Ma veniamo ad oggi, perché, 56 anni dopo Kalissa, ecco che altre due artiste entrano – e dalla porta principale – nello stato di Clerville, per far parte in maniera definitiva dello staff diaboliko. E, per fortuna nostra, ci sanno davvero fare!
Le ragazze in questione sono Giulia Francesca Massaglia e Stefania Caretta, rispettivamente disegnatrice ed inchiostratrice, che hanno fatto il loro esordio in una storia breve su Il Grande Diabolik di aprile, per poi approdare sulla serie mensile inedita già da questa estate.

I vostri Sbam-redattori del cuore non hanno perso l’occasione per fare quattro chiacchiere con le due artiste, ormai conosciute da tutti come Le Diabolike.
Su Sbam! Comics nr. 44la nostra rivista digitale che potete scaricare liberamente da QUI – trovate l’intervista completa, insieme ad altre informazioni e soprattutto ad un’altra “chiacchierata”, quella con Mario Gomboli in persona, da cui abbiamo saputo parecchie cosucce molto appetitose per tutti i fans del Re del Terrore (… insomma, siete ancora qui?).
Vi anticipiamo qui solo le primissime domande a Massaglia&Caretta…

È il vostro esordio in coppia, o avevate già lavorato insieme?
Giulia: Lavoriamo insieme da ormai quattro anni, prima in uno studio di disegnatori e poi per conto nostro. Abbiamo realizzato una graphic novel sulla Prima Guerra Mondiale e poi collaborato a Dylan Dog e alla collana Le Storie per Sergio Bonelli Editore.
Stefania: Essendo già affiatate dal punto di vista lavorativo non abbiamo avuto difficoltà a realizzare insieme le tavole di Diabolik. C’è da dire però che, forse avvantaggiate dal fatto che viviamo nella stessa città, è nata in primis l’amicizia, e disegnare insieme è stata una conseguenza naturale dell’affiatamento nella vita e sul lavoro!

Com’è avvenuto il vostro ingresso in casa Astorina?
Giulia: È stato del tutto inaspettato! Durante la fiera di Cartoomics 2018 ci siamo proposte ad alcuni editori con un portfolio comune. Non avevamo contatti con nessuno quindi ci siamo letteralmente “buttate”. Passando davanti allo stand Astorina ci siamo avvicinate chiedendo alla ragazza dietro il tavolo se potevamo lasciare un nostro portfolio, esattamente come fanno tantissimi altri disegnatori alle prime armi. Non so quale congiunzione astrale si sia messa di mezzo ma forse semplicemente siamo capitate nel posto giusto al momento giusto…
Stefania: Ci risposero che purtroppo non c’era nessuno per visionarlo, ma che lo avrebbero dato a chi di competenza. Così è stato, ci siamo affidate un po’ al caso e un po’ alle ragazze, cordiali e disponibili. Fatto sta che, due o tre settimane dopo, mi telefona Giulia e mi dice: «Stefy, siediti» E io: «Sto guidando son già seduta…». Lei mi risponde: «E allora fermati che poi mi fai l’incidente!». Penso mi abbiano sentito urlare dalla contentezza per tutta Asti. Se il talento c’è prima o poi qualcuno lo vede e i risultati arrivano.

__________________________________________________

- [Compiti]
**A.** Traduci in inglese questa frase del testo: "Lavoriamo insieme da ormai quattro anni, prima in uno studio di disegnatori e poi per conto nostro."
**B.** Rispondi a queste domande in base al testo:
(i) Quale ruolo ha Stefania Caretta nella coppia?
(ii) In quale fiera le due artiste hanno proposto il loro portfolio comune?
(iii) Quanti anni dopo Kalissa entrano nello staff le due artiste?

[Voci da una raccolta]
__________________________________________________

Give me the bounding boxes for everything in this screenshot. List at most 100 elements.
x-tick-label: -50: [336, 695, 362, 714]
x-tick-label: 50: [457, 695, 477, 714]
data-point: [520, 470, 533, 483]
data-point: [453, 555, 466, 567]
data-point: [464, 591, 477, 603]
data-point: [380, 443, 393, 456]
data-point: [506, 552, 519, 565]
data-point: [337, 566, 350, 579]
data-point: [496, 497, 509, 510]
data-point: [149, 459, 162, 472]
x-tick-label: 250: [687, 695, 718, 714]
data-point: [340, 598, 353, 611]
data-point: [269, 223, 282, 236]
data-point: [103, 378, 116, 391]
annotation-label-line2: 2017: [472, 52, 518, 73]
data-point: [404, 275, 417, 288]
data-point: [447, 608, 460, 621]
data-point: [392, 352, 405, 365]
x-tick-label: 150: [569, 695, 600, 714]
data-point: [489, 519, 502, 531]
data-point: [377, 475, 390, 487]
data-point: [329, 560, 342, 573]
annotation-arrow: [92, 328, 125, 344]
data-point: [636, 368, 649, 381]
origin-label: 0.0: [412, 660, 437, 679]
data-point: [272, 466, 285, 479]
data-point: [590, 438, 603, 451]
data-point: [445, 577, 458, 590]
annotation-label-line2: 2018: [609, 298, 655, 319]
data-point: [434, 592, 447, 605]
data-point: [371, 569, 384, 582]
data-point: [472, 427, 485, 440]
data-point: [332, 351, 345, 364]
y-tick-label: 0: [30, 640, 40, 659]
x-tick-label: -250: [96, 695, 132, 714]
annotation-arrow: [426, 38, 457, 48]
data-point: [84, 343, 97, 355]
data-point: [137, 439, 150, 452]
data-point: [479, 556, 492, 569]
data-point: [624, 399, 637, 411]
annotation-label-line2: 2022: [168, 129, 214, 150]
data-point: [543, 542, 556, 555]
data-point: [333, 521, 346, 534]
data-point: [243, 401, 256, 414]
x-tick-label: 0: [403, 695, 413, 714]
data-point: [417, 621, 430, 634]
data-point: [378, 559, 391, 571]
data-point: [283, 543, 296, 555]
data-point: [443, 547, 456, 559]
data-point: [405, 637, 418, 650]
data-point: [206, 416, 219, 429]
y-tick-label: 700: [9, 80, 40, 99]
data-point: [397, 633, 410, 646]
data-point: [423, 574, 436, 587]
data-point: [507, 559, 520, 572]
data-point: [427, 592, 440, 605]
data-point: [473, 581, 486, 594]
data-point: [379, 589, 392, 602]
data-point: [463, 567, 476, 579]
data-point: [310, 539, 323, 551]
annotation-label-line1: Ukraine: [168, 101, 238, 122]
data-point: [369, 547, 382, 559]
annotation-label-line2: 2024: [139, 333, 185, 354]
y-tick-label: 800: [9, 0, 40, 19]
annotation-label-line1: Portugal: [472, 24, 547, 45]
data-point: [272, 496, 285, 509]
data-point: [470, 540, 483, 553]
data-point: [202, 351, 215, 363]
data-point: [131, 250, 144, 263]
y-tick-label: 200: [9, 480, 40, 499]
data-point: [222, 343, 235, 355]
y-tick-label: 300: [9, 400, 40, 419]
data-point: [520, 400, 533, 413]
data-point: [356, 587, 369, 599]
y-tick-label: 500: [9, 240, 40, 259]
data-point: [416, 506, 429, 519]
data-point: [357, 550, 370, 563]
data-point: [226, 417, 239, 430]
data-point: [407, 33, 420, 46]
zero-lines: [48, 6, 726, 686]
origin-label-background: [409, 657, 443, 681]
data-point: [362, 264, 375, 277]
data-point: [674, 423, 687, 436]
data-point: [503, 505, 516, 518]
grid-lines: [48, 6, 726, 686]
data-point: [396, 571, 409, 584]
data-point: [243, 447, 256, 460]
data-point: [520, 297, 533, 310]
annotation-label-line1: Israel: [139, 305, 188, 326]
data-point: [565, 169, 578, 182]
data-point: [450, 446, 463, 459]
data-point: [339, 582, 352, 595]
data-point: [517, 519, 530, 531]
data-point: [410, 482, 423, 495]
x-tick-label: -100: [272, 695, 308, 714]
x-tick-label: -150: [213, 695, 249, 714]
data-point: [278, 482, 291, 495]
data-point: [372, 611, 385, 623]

__________________________________________________

- [Risposte per compito]
**A.** We have been working together for four years now, first in a studio of illustrators and then on our own.

**B.**
(i) È l'inchiostratrice.
(ii) Alla fiera di Cartoomics 2018.
(iii) 56 anni dopo.